» GIVEN REQUEST
Reproduce the rows word for word, from the start of the rows up to and including the line with "series-company-point [189,130,200,141]".

--- Begin WORKING DATA ---

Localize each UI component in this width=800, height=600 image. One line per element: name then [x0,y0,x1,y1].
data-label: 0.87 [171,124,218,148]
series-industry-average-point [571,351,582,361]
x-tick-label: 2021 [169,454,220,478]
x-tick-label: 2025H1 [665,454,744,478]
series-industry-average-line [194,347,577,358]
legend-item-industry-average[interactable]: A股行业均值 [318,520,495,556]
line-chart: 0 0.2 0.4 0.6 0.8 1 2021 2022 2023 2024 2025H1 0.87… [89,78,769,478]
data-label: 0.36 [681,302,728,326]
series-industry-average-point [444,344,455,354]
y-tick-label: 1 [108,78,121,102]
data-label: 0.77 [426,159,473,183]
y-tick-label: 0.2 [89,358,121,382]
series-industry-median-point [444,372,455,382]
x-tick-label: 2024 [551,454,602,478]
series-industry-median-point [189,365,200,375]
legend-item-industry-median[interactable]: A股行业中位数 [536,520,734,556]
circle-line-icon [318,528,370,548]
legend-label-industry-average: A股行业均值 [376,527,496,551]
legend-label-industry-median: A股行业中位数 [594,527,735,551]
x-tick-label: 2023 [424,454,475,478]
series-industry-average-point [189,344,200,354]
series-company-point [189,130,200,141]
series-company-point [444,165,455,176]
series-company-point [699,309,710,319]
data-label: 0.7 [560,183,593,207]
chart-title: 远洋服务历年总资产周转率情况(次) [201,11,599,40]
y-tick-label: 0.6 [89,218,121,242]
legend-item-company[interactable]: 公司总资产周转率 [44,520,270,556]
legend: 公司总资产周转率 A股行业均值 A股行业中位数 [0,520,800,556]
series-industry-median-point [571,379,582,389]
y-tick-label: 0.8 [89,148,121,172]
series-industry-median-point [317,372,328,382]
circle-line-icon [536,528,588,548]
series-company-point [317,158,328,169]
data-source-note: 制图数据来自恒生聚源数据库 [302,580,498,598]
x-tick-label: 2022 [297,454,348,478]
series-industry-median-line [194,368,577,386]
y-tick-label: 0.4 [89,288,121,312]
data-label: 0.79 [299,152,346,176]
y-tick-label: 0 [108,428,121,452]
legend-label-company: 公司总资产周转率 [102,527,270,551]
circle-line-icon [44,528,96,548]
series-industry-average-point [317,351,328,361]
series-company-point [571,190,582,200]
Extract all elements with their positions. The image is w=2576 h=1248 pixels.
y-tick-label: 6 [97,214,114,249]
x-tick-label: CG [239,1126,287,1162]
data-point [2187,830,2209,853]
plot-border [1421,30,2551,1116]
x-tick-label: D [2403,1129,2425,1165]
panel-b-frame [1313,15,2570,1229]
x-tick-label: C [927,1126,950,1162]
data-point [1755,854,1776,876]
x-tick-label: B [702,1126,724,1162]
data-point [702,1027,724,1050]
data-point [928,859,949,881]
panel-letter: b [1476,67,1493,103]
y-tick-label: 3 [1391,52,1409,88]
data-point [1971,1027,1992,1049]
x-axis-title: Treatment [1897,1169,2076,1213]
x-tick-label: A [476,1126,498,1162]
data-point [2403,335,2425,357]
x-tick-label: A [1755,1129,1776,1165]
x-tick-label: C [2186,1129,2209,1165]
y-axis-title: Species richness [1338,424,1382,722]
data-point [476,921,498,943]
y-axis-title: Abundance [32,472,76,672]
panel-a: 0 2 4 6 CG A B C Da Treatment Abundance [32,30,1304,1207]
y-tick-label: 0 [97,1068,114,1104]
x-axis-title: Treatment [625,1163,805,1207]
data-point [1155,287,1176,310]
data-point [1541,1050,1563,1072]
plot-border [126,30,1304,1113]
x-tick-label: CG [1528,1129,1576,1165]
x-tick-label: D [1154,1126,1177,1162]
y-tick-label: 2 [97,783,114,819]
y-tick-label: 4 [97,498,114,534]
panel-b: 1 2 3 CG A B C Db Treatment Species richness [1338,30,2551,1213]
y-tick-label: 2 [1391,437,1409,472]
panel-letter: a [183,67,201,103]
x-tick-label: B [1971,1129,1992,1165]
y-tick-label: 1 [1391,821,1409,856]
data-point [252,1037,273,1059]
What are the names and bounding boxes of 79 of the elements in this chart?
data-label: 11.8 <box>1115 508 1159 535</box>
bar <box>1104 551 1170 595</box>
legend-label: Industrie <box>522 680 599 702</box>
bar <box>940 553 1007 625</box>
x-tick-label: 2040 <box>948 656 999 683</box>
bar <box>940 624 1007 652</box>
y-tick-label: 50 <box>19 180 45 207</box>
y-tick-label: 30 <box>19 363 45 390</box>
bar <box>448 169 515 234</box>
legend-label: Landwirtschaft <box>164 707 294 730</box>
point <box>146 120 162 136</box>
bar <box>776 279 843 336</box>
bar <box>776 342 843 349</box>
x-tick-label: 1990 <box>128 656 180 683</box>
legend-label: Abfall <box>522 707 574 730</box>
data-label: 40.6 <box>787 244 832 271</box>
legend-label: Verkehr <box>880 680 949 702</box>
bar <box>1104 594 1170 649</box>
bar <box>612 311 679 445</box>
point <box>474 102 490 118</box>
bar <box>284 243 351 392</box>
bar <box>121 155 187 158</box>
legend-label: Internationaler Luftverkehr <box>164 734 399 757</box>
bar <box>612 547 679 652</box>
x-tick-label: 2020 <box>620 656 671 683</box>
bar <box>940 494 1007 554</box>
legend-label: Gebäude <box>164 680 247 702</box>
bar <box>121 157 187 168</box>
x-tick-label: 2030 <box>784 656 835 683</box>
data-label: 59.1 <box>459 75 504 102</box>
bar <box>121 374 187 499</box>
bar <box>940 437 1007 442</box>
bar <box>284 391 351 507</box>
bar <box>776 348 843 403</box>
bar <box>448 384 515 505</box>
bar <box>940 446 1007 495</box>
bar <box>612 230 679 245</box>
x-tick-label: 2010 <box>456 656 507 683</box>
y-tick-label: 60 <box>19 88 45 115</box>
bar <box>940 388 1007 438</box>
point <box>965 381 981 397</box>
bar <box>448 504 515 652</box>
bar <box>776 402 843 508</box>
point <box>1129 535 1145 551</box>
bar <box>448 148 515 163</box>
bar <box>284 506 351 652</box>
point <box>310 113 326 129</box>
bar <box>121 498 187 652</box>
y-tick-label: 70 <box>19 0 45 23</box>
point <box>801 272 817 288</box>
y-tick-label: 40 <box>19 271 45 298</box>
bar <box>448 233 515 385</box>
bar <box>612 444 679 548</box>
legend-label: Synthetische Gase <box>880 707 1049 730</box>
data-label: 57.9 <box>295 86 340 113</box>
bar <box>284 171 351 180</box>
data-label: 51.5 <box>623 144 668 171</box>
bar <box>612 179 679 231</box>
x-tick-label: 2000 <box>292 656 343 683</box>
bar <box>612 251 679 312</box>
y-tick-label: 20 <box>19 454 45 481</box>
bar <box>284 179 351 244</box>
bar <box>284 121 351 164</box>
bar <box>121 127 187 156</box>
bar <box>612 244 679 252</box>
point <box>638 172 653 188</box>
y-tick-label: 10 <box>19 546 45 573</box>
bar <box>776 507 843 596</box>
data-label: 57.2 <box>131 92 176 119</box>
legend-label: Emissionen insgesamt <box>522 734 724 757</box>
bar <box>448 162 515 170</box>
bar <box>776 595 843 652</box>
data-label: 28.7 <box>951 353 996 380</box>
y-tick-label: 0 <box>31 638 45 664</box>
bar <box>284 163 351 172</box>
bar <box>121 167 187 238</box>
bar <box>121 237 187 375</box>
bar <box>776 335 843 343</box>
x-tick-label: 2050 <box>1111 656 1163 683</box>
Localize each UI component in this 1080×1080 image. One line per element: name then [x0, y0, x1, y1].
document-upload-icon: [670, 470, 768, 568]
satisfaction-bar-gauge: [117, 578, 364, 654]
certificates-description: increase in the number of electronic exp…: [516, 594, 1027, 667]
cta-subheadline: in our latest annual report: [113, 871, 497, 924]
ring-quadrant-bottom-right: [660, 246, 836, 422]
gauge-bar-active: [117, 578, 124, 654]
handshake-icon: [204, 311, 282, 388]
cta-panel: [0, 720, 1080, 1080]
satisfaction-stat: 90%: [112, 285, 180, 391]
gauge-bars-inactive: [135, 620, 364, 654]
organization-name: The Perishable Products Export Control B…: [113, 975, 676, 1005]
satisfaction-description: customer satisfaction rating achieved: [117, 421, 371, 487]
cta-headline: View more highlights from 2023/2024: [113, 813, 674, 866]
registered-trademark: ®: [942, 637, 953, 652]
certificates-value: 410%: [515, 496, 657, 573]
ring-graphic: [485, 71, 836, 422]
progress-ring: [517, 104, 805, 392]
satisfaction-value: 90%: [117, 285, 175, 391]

--- End WORKING DATA ---

» ANSWER
Localize each UI component in this width=800, height=600 image. One line per element: name then [x0,y0,x1,y1].
data-label: 0.87 [171,124,218,148]
series-industry-average-point [571,351,582,361]
x-tick-label: 2021 [169,454,220,478]
x-tick-label: 2025H1 [665,454,744,478]
series-industry-average-line [194,347,577,358]
legend-item-industry-average[interactable]: A股行业均值 [318,520,495,556]
line-chart: 0 0.2 0.4 0.6 0.8 1 2021 2022 2023 2024 2025H1 0.87… [89,78,769,478]
data-label: 0.36 [681,302,728,326]
series-industry-average-point [444,344,455,354]
y-tick-label: 1 [108,78,121,102]
data-label: 0.77 [426,159,473,183]
y-tick-label: 0.2 [89,358,121,382]
series-industry-median-point [444,372,455,382]
x-tick-label: 2024 [551,454,602,478]
series-industry-median-point [189,365,200,375]
legend-item-industry-median[interactable]: A股行业中位数 [536,520,734,556]
circle-line-icon [318,528,370,548]
legend-label-industry-average: A股行业均值 [376,527,496,551]
legend-label-industry-median: A股行业中位数 [594,527,735,551]
x-tick-label: 2023 [424,454,475,478]
series-industry-average-point [189,344,200,354]
series-company-point [189,130,200,141]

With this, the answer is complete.